Extracted records ::
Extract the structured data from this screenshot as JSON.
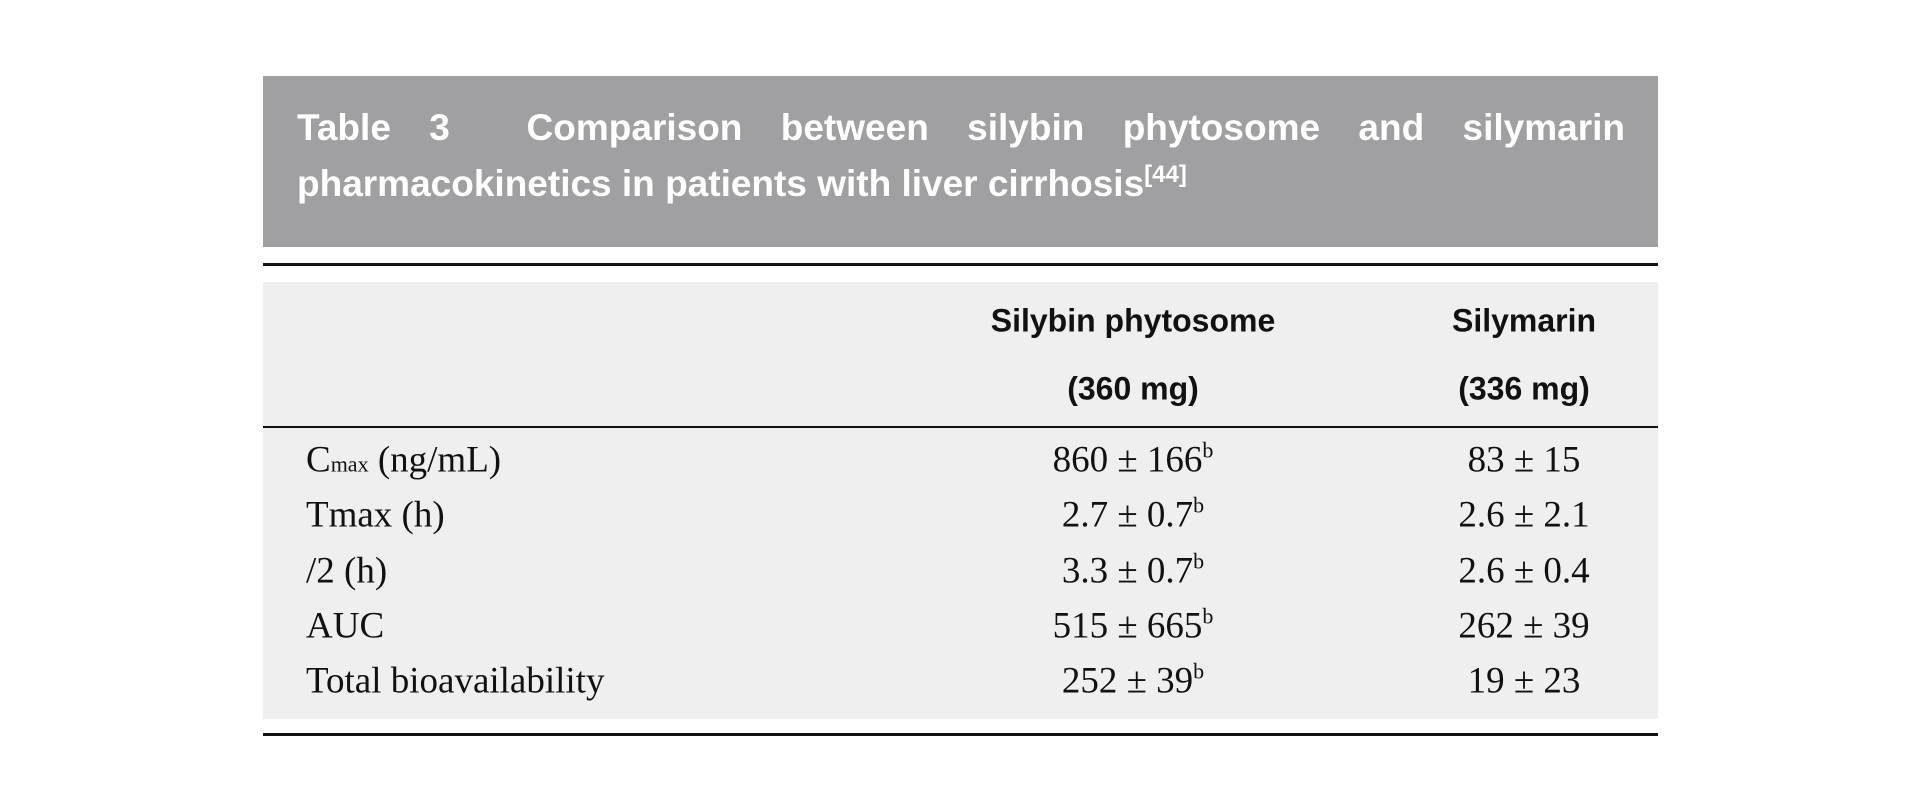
{
  "caption": {
    "label": "Table 3",
    "text": "Comparison between silybin phytosome and silymarin pharmacokinetics in patients with liver cirrhosis",
    "ref": "[44]"
  },
  "table": {
    "columns": [
      {
        "name": "Silybin phytosome",
        "dose": "(360 mg)"
      },
      {
        "name": "Silymarin",
        "dose": "(336 mg)"
      }
    ],
    "rows": [
      {
        "label": "C",
        "label_small": "max",
        "label_rest": "(ng/mL)",
        "cells": [
          {
            "text": "860 ± 166",
            "note": "b"
          },
          {
            "text": "83 ± 15"
          }
        ]
      },
      {
        "label": "Tmax (h)",
        "cells": [
          {
            "text": "2.7 ± 0.7",
            "note": "b"
          },
          {
            "text": "2.6 ± 2.1"
          }
        ]
      },
      {
        "label": "/2 (h)",
        "cells": [
          {
            "text": "3.3 ± 0.7",
            "note": "b"
          },
          {
            "text": "2.6 ± 0.4"
          }
        ]
      },
      {
        "label": "AUC",
        "cells": [
          {
            "text": "515 ± 665",
            "note": "b"
          },
          {
            "text": "262 ± 39"
          }
        ]
      },
      {
        "label": "Total bioavailability",
        "cells": [
          {
            "text": "252 ± 39",
            "note": "b"
          },
          {
            "text": "19 ± 23"
          }
        ]
      }
    ]
  }
}
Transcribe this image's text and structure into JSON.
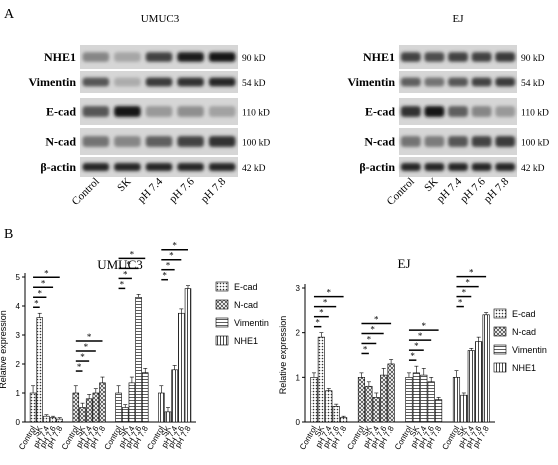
{
  "panel_labels": {
    "a": "A",
    "b": "B"
  },
  "blots": [
    {
      "title": "UMUC3",
      "proteins": [
        "NHE1",
        "Vimentin",
        "E-cad",
        "N-cad",
        "β-actin"
      ],
      "sizes": [
        "90 kD",
        "54 kD",
        "110 kD",
        "100 kD",
        "42 kD"
      ],
      "lanes": [
        "Control",
        "SK",
        "pH 7.4",
        "pH 7.6",
        "pH 7.8"
      ],
      "intensity": [
        [
          0.35,
          0.18,
          0.7,
          0.9,
          0.95
        ],
        [
          0.6,
          0.15,
          0.75,
          0.8,
          0.85
        ],
        [
          0.6,
          0.95,
          0.25,
          0.3,
          0.2
        ],
        [
          0.45,
          0.35,
          0.55,
          0.7,
          0.8
        ],
        [
          0.85,
          0.85,
          0.85,
          0.85,
          0.85
        ]
      ]
    },
    {
      "title": "EJ",
      "proteins": [
        "NHE1",
        "Vimentin",
        "E-cad",
        "N-cad",
        "β-actin"
      ],
      "sizes": [
        "90 kD",
        "54 kD",
        "110 kD",
        "100 kD",
        "42 kD"
      ],
      "lanes": [
        "Control",
        "SK",
        "pH 7.4",
        "pH 7.6",
        "pH 7.8"
      ],
      "intensity": [
        [
          0.7,
          0.65,
          0.7,
          0.7,
          0.75
        ],
        [
          0.55,
          0.45,
          0.6,
          0.7,
          0.75
        ],
        [
          0.8,
          0.95,
          0.55,
          0.35,
          0.25
        ],
        [
          0.45,
          0.4,
          0.6,
          0.7,
          0.75
        ],
        [
          0.85,
          0.85,
          0.85,
          0.85,
          0.85
        ]
      ]
    }
  ],
  "chart_data": [
    {
      "type": "bar",
      "title": "UMUC3",
      "ylabel": "Relative expression",
      "ylim": [
        0,
        5
      ],
      "yticks": [
        0,
        1,
        2,
        3,
        4,
        5
      ],
      "categories": [
        "Control",
        "SK",
        "pH 7.4",
        "pH 7.6",
        "pH 7.8"
      ],
      "series": [
        {
          "name": "E-cad",
          "values": [
            1.0,
            3.6,
            0.2,
            0.15,
            0.1
          ],
          "errors": [
            0.25,
            0.15,
            0.05,
            0.05,
            0.05
          ]
        },
        {
          "name": "N-cad",
          "values": [
            1.0,
            0.5,
            0.8,
            1.0,
            1.35
          ],
          "errors": [
            0.25,
            0.15,
            0.15,
            0.15,
            0.2
          ]
        },
        {
          "name": "Vimentin",
          "values": [
            1.0,
            0.5,
            1.35,
            4.3,
            1.7
          ],
          "errors": [
            0.25,
            0.1,
            0.2,
            0.1,
            0.15
          ]
        },
        {
          "name": "NHE1",
          "values": [
            1.0,
            0.35,
            1.8,
            3.75,
            4.6
          ],
          "errors": [
            0.25,
            0.15,
            0.15,
            0.15,
            0.1
          ]
        }
      ],
      "significance": "*",
      "legend": "right"
    },
    {
      "type": "bar",
      "title": "EJ",
      "ylabel": "Relative expression",
      "ylim": [
        0,
        3
      ],
      "yticks": [
        0,
        1,
        2,
        3
      ],
      "categories": [
        "Control",
        "SK",
        "pH 7.4",
        "pH 7.6",
        "pH 7.8"
      ],
      "series": [
        {
          "name": "E-cad",
          "values": [
            1.0,
            1.9,
            0.7,
            0.35,
            0.1
          ],
          "errors": [
            0.1,
            0.1,
            0.05,
            0.05,
            0.03
          ]
        },
        {
          "name": "N-cad",
          "values": [
            1.0,
            0.8,
            0.55,
            1.05,
            1.3
          ],
          "errors": [
            0.1,
            0.1,
            0.1,
            0.15,
            0.1
          ]
        },
        {
          "name": "Vimentin",
          "values": [
            1.0,
            1.1,
            1.05,
            0.9,
            0.5
          ],
          "errors": [
            0.1,
            0.15,
            0.15,
            0.1,
            0.05
          ]
        },
        {
          "name": "NHE1",
          "values": [
            1.0,
            0.6,
            1.6,
            1.8,
            2.4
          ],
          "errors": [
            0.15,
            0.05,
            0.05,
            0.1,
            0.05
          ]
        }
      ],
      "significance": "*",
      "legend": "right"
    }
  ]
}
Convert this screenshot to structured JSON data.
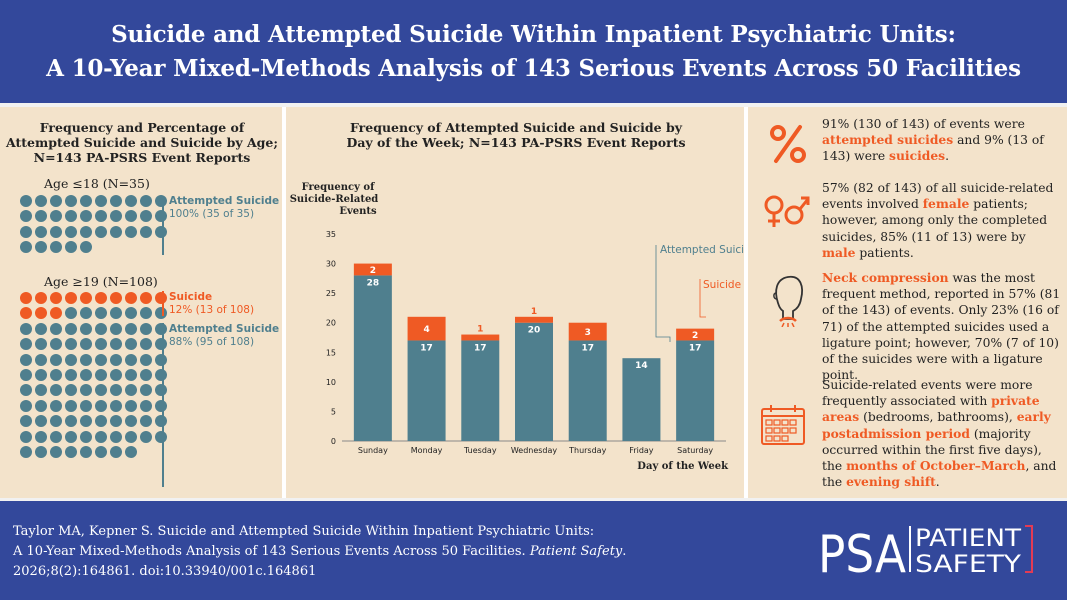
{
  "header": {
    "title_line1": "Suicide and Attempted Suicide Within Inpatient Psychiatric Units:",
    "title_line2": "A 10-Year Mixed-Methods Analysis of 143 Serious Events Across 50 Facilities"
  },
  "age_panel": {
    "title_lines": [
      "Frequency and Percentage of",
      "Attempted Suicide and Suicide by Age;",
      "N=143 PA-PSRS Event Reports"
    ],
    "group1": {
      "label": "Age ≤18 (N=35)",
      "attempted_name": "Attempted Suicide",
      "attempted_stat": "100% (35 of 35)",
      "attempted_count": 35,
      "suicide_count": 0
    },
    "group2": {
      "label": "Age ≥19 (N=108)",
      "suicide_name": "Suicide",
      "suicide_stat": "12% (13 of 108)",
      "attempted_name": "Attempted Suicide",
      "attempted_stat": "88% (95 of 108)",
      "attempted_count": 95,
      "suicide_count": 13
    },
    "colors": {
      "attempted": "#4f7f8e",
      "suicide": "#ef5a24"
    }
  },
  "chart_data": {
    "type": "bar",
    "stacked": true,
    "title_lines": [
      "Frequency of Attempted Suicide and Suicide by",
      "Day of the Week; N=143 PA-PSRS Event Reports"
    ],
    "ylabel_lines": [
      "Frequency of",
      "Suicide-Related",
      "Events"
    ],
    "xlabel": "Day of the Week",
    "categories": [
      "Sunday",
      "Monday",
      "Tuesday",
      "Wednesday",
      "Thursday",
      "Friday",
      "Saturday"
    ],
    "series": [
      {
        "name": "Attempted Suicide",
        "values": [
          28,
          17,
          17,
          20,
          17,
          14,
          17
        ],
        "color": "#4f7f8e"
      },
      {
        "name": "Suicide",
        "values": [
          2,
          4,
          1,
          1,
          3,
          0,
          2
        ],
        "color": "#ef5a24"
      }
    ],
    "ylim": [
      0,
      35
    ],
    "yticks": [
      0,
      5,
      10,
      15,
      20,
      25,
      30,
      35
    ],
    "grid": false,
    "legend": "annotated-right"
  },
  "facts": {
    "f1": {
      "icon": "percent-icon",
      "parts": [
        "91% (130 of 143) of events were ",
        "attempted suicides",
        " and 9% (13 of 143) were ",
        "suicides",
        "."
      ]
    },
    "f2": {
      "icon": "gender-icon",
      "parts": [
        "57% (82 of 143) of all suicide-related events involved ",
        "female",
        " patients; however, among only the completed suicides, 85% (11 of 13) were by ",
        "male",
        " patients."
      ]
    },
    "f3": {
      "icon": "neck-compression-icon",
      "parts": [
        "Neck compression",
        " was the most frequent method, reported in 57% (81 of the 143) of events. Only 23% (16 of 71) of the attempted suicides used a ligature point; however, 70% (7 of 10) of the suicides were with a ligature point."
      ]
    },
    "f4": {
      "icon": "calendar-icon",
      "parts": [
        "Suicide-related events were more frequently associated with ",
        "private areas",
        " (bedrooms, bathrooms), ",
        "early postadmission period",
        " (majority occurred within the first five days), the ",
        "months of October–March",
        ", and the ",
        "evening shift",
        "."
      ]
    }
  },
  "citation": {
    "line1": "Taylor MA, Kepner S. Suicide and Attempted Suicide Within Inpatient Psychiatric Units:",
    "line2_a": "A 10-Year Mixed-Methods Analysis of 143 Serious Events Across 50 Facilities. ",
    "journal": "Patient Safety",
    "line2_b": ".",
    "line3": "2026;8(2):164861. doi:10.33940/001c.164861"
  },
  "logo": {
    "mark": "PSA",
    "word1": "PATIENT",
    "word2": "SAFETY"
  }
}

Task details :: Each line in the material above that mentions the word "Frequency" must be copied.

Output of the task ::
      "Frequency and Percentage of",
      "Frequency of Attempted Suicide and Suicide by",
      "Frequency of",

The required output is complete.